- _WRITTEN PROBLEM_: Transcribe each record below word for word.
┄┄┄┄┄┄
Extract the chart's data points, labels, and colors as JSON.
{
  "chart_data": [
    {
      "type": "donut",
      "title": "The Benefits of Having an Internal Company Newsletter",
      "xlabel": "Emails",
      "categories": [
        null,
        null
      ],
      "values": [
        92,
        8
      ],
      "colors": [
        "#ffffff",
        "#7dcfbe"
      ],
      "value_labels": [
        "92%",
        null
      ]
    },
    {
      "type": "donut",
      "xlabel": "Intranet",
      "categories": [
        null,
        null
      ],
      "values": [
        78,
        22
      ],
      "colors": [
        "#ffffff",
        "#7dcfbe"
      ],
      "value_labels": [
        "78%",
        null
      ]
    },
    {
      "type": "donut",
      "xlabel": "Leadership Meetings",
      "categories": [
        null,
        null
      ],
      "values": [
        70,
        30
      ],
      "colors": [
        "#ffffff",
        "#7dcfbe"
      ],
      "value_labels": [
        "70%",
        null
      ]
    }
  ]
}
┄┄┄┄┄┄
- _WORKED SOLUTION_:
Extract the chart's data points, labels, and colors as JSON.
{
  "chart_data": [
    {
      "type": "donut",
      "title": "The Benefits of Having an Internal Company Newsletter",
      "xlabel": "Emails",
      "categories": [
        null,
        null
      ],
      "values": [
        92,
        8
      ],
      "colors": [
        "#ffffff",
        "#7dcfbe"
      ],
      "value_labels": [
        "92%",
        null
      ]
    },
    {
      "type": "donut",
      "xlabel": "Intranet",
      "categories": [
        null,
        null
      ],
      "values": [
        78,
        22
      ],
      "colors": [
        "#ffffff",
        "#7dcfbe"
      ],
      "value_labels": [
        "78%",
        null
      ]
    },
    {
      "type": "donut",
      "xlabel": "Leadership Meetings",
      "categories": [
        null,
        null
      ],
      "values": [
        70,
        30
      ],
      "colors": [
        "#ffffff",
        "#7dcfbe"
      ],
      "value_labels": [
        "70%",
        null
      ]
    }
  ]
}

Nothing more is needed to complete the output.